- _Data shown_
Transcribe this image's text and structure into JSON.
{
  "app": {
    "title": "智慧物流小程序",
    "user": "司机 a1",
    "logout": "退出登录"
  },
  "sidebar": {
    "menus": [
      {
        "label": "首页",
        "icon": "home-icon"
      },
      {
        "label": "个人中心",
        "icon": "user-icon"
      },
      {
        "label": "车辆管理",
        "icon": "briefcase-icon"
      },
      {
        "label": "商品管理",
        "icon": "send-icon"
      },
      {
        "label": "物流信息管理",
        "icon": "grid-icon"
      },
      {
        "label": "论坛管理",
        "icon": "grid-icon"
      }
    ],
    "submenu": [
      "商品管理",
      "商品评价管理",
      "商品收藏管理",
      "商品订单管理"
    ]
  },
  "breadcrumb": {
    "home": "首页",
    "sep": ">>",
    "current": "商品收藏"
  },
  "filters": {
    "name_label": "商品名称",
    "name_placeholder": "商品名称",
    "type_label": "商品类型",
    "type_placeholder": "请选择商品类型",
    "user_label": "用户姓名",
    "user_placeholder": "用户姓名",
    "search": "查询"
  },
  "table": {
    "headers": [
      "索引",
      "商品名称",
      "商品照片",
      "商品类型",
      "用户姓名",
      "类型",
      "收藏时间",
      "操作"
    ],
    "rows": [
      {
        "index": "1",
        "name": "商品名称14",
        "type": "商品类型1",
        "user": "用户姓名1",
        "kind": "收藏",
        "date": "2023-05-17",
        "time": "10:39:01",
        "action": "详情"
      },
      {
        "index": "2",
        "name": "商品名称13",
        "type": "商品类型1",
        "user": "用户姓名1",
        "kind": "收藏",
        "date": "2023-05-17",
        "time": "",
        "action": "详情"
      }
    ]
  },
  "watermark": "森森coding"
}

- _Work to complete_
Retype the material above, line by line, exactly.

- _The solution_
Transcribe this image's text and structure into JSON.
{
  "app": {
    "title": "智慧物流小程序",
    "user": "司机 a1",
    "logout": "退出登录"
  },
  "sidebar": {
    "menus": [
      {
        "label": "首页",
        "icon": "home-icon"
      },
      {
        "label": "个人中心",
        "icon": "user-icon"
      },
      {
        "label": "车辆管理",
        "icon": "briefcase-icon"
      },
      {
        "label": "商品管理",
        "icon": "send-icon"
      },
      {
        "label": "物流信息管理",
        "icon": "grid-icon"
      },
      {
        "label": "论坛管理",
        "icon": "grid-icon"
      }
    ],
    "submenu": [
      "商品管理",
      "商品评价管理",
      "商品收藏管理",
      "商品订单管理"
    ]
  },
  "breadcrumb": {
    "home": "首页",
    "sep": ">>",
    "current": "商品收藏"
  },
  "filters": {
    "name_label": "商品名称",
    "name_placeholder": "商品名称",
    "type_label": "商品类型",
    "type_placeholder": "请选择商品类型",
    "user_label": "用户姓名",
    "user_placeholder": "用户姓名",
    "search": "查询"
  },
  "table": {
    "headers": [
      "索引",
      "商品名称",
      "商品照片",
      "商品类型",
      "用户姓名",
      "类型",
      "收藏时间",
      "操作"
    ],
    "rows": [
      {
        "index": "1",
        "name": "商品名称14",
        "type": "商品类型1",
        "user": "用户姓名1",
        "kind": "收藏",
        "date": "2023-05-17",
        "time": "10:39:01",
        "action": "详情"
      },
      {
        "index": "2",
        "name": "商品名称13",
        "type": "商品类型1",
        "user": "用户姓名1",
        "kind": "收藏",
        "date": "2023-05-17",
        "time": "",
        "action": "详情"
      }
    ]
  },
  "watermark": "森森coding"
}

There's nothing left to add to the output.